* WRITTEN TASK
Reproduce the listing word for word. Skip any image.

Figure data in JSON
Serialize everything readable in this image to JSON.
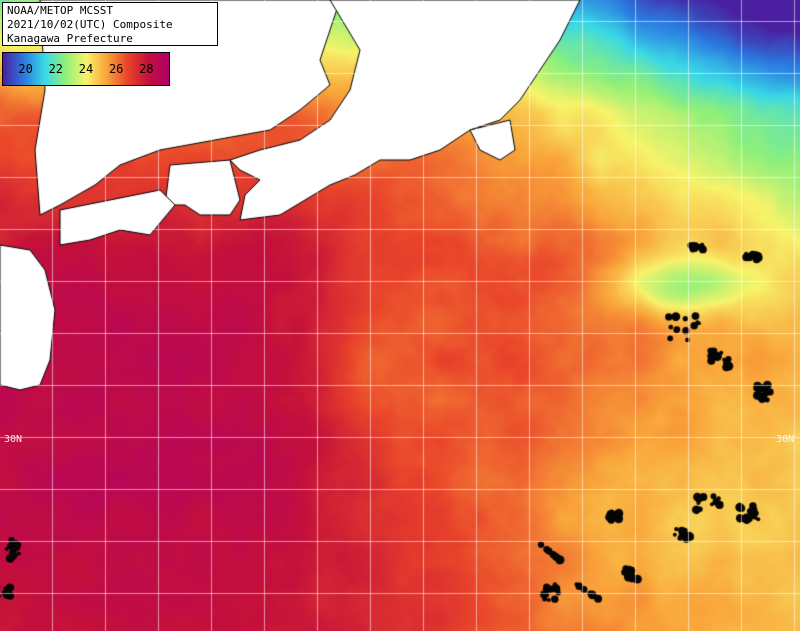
{
  "title": {
    "line1": "NOAA/METOP MCSST",
    "line2": "2021/10/02(UTC) Composite",
    "line3": "Kanagawa Prefecture"
  },
  "legend": {
    "ticks": [
      "20",
      "22",
      "24",
      "26",
      "28"
    ],
    "tick_values": [
      20,
      22,
      24,
      26,
      28
    ],
    "range": [
      18.5,
      29.5
    ],
    "colors": [
      "#4a1fa0",
      "#2a7ae0",
      "#39d8e6",
      "#8ef07a",
      "#f7f36a",
      "#f9a43a",
      "#e9442a",
      "#c4103a",
      "#b0006a"
    ]
  },
  "latitude_labels": {
    "left": "30N",
    "right": "30N"
  },
  "map_colors": {
    "land": "#ffffff",
    "cloud": "#050505",
    "grid": "#ffffff"
  },
  "icons": {
    "map": "sea-surface-temperature-map"
  }
}
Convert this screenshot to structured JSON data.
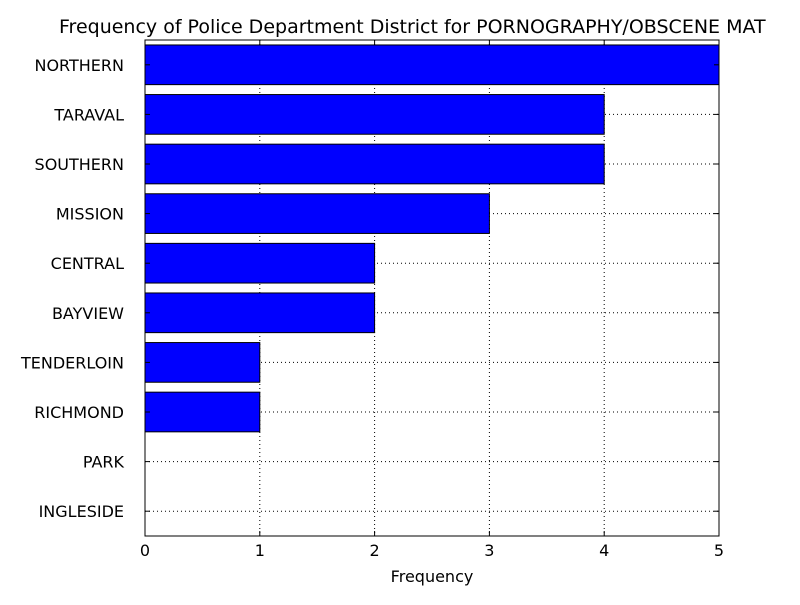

* RESULT FOR THIS EXERCISE
Serialize everything readable in this image to JSON.
{
  "title": {
    "line1": "NOAA/METOP MCSST",
    "line2": "2021/10/02(UTC) Composite",
    "line3": "Kanagawa Prefecture"
  },
  "legend": {
    "ticks": [
      "20",
      "22",
      "24",
      "26",
      "28"
    ],
    "tick_values": [
      20,
      22,
      24,
      26,
      28
    ],
    "range": [
      18.5,
      29.5
    ],
    "colors": [
      "#4a1fa0",
      "#2a7ae0",
      "#39d8e6",
      "#8ef07a",
      "#f7f36a",
      "#f9a43a",
      "#e9442a",
      "#c4103a",
      "#b0006a"
    ]
  },
  "latitude_labels": {
    "left": "30N",
    "right": "30N"
  },
  "map_colors": {
    "land": "#ffffff",
    "cloud": "#050505",
    "grid": "#ffffff"
  },
  "icons": {
    "map": "sea-surface-temperature-map"
  }
}
Convert this screenshot to structured JSON data.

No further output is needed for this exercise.